> **Short problem**: Could you output each line of the data that follows exactly?

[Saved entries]
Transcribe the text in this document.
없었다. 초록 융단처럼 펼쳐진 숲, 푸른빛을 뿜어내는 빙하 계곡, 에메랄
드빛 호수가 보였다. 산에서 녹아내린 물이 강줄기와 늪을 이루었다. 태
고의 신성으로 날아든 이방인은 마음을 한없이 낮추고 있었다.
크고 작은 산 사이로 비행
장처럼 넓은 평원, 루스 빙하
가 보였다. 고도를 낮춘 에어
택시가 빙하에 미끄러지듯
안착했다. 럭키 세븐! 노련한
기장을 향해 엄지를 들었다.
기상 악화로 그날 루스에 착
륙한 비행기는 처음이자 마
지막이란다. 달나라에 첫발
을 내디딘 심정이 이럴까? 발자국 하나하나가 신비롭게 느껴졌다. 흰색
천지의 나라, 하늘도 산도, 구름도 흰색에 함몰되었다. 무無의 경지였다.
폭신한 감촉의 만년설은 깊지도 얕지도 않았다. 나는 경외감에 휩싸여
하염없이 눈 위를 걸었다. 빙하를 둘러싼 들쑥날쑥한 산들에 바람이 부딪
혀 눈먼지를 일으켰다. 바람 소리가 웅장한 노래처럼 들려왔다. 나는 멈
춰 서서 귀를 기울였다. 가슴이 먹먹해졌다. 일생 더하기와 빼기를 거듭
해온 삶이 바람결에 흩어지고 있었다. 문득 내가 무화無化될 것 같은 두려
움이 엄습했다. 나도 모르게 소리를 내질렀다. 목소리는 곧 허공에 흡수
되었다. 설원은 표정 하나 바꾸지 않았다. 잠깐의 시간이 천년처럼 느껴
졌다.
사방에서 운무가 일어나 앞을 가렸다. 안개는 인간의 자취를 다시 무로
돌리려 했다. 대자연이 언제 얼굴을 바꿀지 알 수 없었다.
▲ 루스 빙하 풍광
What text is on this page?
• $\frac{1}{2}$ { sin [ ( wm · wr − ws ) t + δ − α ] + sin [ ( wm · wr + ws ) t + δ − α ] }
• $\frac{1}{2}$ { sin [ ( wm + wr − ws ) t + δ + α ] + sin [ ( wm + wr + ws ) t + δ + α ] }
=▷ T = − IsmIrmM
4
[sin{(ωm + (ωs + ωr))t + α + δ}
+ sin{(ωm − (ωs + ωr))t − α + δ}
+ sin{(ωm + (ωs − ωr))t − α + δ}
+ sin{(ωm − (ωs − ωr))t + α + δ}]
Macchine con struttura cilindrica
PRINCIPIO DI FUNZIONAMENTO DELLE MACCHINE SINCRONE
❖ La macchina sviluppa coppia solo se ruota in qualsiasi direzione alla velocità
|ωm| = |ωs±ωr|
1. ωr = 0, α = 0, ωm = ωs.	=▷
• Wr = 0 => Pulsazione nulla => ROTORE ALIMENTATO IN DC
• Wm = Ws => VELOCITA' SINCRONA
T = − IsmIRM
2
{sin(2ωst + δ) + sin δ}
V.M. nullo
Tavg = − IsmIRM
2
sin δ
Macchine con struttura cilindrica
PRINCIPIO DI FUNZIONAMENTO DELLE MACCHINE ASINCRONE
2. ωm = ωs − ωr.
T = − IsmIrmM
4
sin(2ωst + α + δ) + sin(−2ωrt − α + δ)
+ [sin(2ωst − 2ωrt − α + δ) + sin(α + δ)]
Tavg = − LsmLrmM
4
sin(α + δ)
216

> **Task output**:
Transcribe the text in this document.
없었다. 초록 융단처럼 펼쳐진 숲, 푸른빛을 뿜어내는 빙하 계곡, 에메랄
드빛 호수가 보였다. 산에서 녹아내린 물이 강줄기와 늪을 이루었다. 태
고의 신성으로 날아든 이방인은 마음을 한없이 낮추고 있었다.
크고 작은 산 사이로 비행
장처럼 넓은 평원, 루스 빙하
가 보였다. 고도를 낮춘 에어
택시가 빙하에 미끄러지듯
안착했다. 럭키 세븐! 노련한
기장을 향해 엄지를 들었다.
기상 악화로 그날 루스에 착
륙한 비행기는 처음이자 마
지막이란다. 달나라에 첫발
을 내디딘 심정이 이럴까? 발자국 하나하나가 신비롭게 느껴졌다. 흰색
천지의 나라, 하늘도 산도, 구름도 흰색에 함몰되었다. 무無의 경지였다.
폭신한 감촉의 만년설은 깊지도 얕지도 않았다. 나는 경외감에 휩싸여
하염없이 눈 위를 걸었다. 빙하를 둘러싼 들쑥날쑥한 산들에 바람이 부딪
혀 눈먼지를 일으켰다. 바람 소리가 웅장한 노래처럼 들려왔다. 나는 멈
춰 서서 귀를 기울였다. 가슴이 먹먹해졌다. 일생 더하기와 빼기를 거듭
해온 삶이 바람결에 흩어지고 있었다. 문득 내가 무화無化될 것 같은 두려
움이 엄습했다. 나도 모르게 소리를 내질렀다. 목소리는 곧 허공에 흡수
되었다. 설원은 표정 하나 바꾸지 않았다. 잠깐의 시간이 천년처럼 느껴
졌다.
사방에서 운무가 일어나 앞을 가렸다. 안개는 인간의 자취를 다시 무로
돌리려 했다. 대자연이 언제 얼굴을 바꿀지 알 수 없었다.
▲ 루스 빙하 풍광
What text is on this page?
• $\frac{1}{2}$ { sin [ ( wm · wr − ws ) t + δ − α ] + sin [ ( wm · wr + ws ) t + δ − α ] }
• $\frac{1}{2}$ { sin [ ( wm + wr − ws ) t + δ + α ] + sin [ ( wm + wr + ws ) t + δ + α ] }
=▷ T = − IsmIrmM
4
[sin{(ωm + (ωs + ωr))t + α + δ}
+ sin{(ωm − (ωs + ωr))t − α + δ}
+ sin{(ωm + (ωs − ωr))t − α + δ}
+ sin{(ωm − (ωs − ωr))t + α + δ}]
Macchine con struttura cilindrica
PRINCIPIO DI FUNZIONAMENTO DELLE MACCHINE SINCRONE
❖ La macchina sviluppa coppia solo se ruota in qualsiasi direzione alla velocità
|ωm| = |ωs±ωr|
1. ωr = 0, α = 0, ωm = ωs.	=▷
• Wr = 0 => Pulsazione nulla => ROTORE ALIMENTATO IN DC
• Wm = Ws => VELOCITA' SINCRONA
T = − IsmIRM
2
{sin(2ωst + δ) + sin δ}
V.M. nullo
Tavg = − IsmIRM
2
sin δ
Macchine con struttura cilindrica
PRINCIPIO DI FUNZIONAMENTO DELLE MACCHINE ASINCRONE
2. ωm = ωs − ωr.
T = − IsmIrmM
4
sin(2ωst + α + δ) + sin(−2ωrt − α + δ)
+ [sin(2ωst − 2ωrt − α + δ) + sin(α + δ)]
Tavg = − LsmLrmM
4
sin(α + δ)
216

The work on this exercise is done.